[Figure record extracts]
────────────────────────────────────────
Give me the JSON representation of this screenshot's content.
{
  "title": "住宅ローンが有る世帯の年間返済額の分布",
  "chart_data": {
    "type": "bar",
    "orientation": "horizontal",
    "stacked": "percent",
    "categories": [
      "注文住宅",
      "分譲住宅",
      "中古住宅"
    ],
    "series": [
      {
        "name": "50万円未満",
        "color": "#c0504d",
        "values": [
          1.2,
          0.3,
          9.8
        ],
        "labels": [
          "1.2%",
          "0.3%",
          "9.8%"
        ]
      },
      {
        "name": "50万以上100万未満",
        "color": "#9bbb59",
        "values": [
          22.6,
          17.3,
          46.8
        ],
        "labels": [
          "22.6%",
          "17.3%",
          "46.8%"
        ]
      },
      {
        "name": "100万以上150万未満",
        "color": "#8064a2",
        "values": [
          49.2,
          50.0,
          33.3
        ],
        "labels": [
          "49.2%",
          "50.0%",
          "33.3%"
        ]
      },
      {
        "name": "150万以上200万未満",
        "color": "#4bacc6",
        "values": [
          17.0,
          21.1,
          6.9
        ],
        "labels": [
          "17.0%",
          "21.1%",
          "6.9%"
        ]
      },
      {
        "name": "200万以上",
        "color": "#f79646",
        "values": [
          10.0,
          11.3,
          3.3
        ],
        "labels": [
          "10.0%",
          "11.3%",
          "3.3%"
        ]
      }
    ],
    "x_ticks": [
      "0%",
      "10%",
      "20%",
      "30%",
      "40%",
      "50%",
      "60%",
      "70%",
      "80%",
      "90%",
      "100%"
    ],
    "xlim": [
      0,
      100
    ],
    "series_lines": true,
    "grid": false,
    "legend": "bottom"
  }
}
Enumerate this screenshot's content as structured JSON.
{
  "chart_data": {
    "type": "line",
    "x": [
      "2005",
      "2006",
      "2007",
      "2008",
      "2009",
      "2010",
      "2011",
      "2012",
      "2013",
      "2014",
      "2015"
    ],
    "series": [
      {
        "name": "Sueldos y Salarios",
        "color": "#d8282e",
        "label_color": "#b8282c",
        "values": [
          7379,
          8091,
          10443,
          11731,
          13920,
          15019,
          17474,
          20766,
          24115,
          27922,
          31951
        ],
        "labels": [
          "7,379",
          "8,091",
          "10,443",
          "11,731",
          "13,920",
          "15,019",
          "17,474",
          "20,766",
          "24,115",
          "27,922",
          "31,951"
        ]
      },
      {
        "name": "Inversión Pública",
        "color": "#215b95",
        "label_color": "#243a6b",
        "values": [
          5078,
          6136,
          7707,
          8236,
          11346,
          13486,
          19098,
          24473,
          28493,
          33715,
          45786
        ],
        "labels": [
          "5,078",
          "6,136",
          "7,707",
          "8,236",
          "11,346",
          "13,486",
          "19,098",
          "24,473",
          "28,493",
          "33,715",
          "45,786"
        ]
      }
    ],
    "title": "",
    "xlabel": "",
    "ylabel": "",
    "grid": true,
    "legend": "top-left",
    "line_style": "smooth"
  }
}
────────────────────────────────────────
• _Short exercise_
Each line must be given again exactly as written above.

• _The output_
Give me the JSON representation of this screenshot's content.
{
  "title": "住宅ローンが有る世帯の年間返済額の分布",
  "chart_data": {
    "type": "bar",
    "orientation": "horizontal",
    "stacked": "percent",
    "categories": [
      "注文住宅",
      "分譲住宅",
      "中古住宅"
    ],
    "series": [
      {
        "name": "50万円未満",
        "color": "#c0504d",
        "values": [
          1.2,
          0.3,
          9.8
        ],
        "labels": [
          "1.2%",
          "0.3%",
          "9.8%"
        ]
      },
      {
        "name": "50万以上100万未満",
        "color": "#9bbb59",
        "values": [
          22.6,
          17.3,
          46.8
        ],
        "labels": [
          "22.6%",
          "17.3%",
          "46.8%"
        ]
      },
      {
        "name": "100万以上150万未満",
        "color": "#8064a2",
        "values": [
          49.2,
          50.0,
          33.3
        ],
        "labels": [
          "49.2%",
          "50.0%",
          "33.3%"
        ]
      },
      {
        "name": "150万以上200万未満",
        "color": "#4bacc6",
        "values": [
          17.0,
          21.1,
          6.9
        ],
        "labels": [
          "17.0%",
          "21.1%",
          "6.9%"
        ]
      },
      {
        "name": "200万以上",
        "color": "#f79646",
        "values": [
          10.0,
          11.3,
          3.3
        ],
        "labels": [
          "10.0%",
          "11.3%",
          "3.3%"
        ]
      }
    ],
    "x_ticks": [
      "0%",
      "10%",
      "20%",
      "30%",
      "40%",
      "50%",
      "60%",
      "70%",
      "80%",
      "90%",
      "100%"
    ],
    "xlim": [
      0,
      100
    ],
    "series_lines": true,
    "grid": false,
    "legend": "bottom"
  }
}
Enumerate this screenshot's content as structured JSON.
{
  "chart_data": {
    "type": "line",
    "x": [
      "2005",
      "2006",
      "2007",
      "2008",
      "2009",
      "2010",
      "2011",
      "2012",
      "2013",
      "2014",
      "2015"
    ],
    "series": [
      {
        "name": "Sueldos y Salarios",
        "color": "#d8282e",
        "label_color": "#b8282c",
        "values": [
          7379,
          8091,
          10443,
          11731,
          13920,
          15019,
          17474,
          20766,
          24115,
          27922,
          31951
        ],
        "labels": [
          "7,379",
          "8,091",
          "10,443",
          "11,731",
          "13,920",
          "15,019",
          "17,474",
          "20,766",
          "24,115",
          "27,922",
          "31,951"
        ]
      },
      {
        "name": "Inversión Pública",
        "color": "#215b95",
        "label_color": "#243a6b",
        "values": [
          5078,
          6136,
          7707,
          8236,
          11346,
          13486,
          19098,
          24473,
          28493,
          33715,
          45786
        ],
        "labels": [
          "5,078",
          "6,136",
          "7,707",
          "8,236",
          "11,346",
          "13,486",
          "19,098",
          "24,473",
          "28,493",
          "33,715",
          "45,786"
        ]
      }
    ],
    "title": "",
    "xlabel": "",
    "ylabel": "",
    "grid": true,
    "legend": "top-left",
    "line_style": "smooth"
  }
}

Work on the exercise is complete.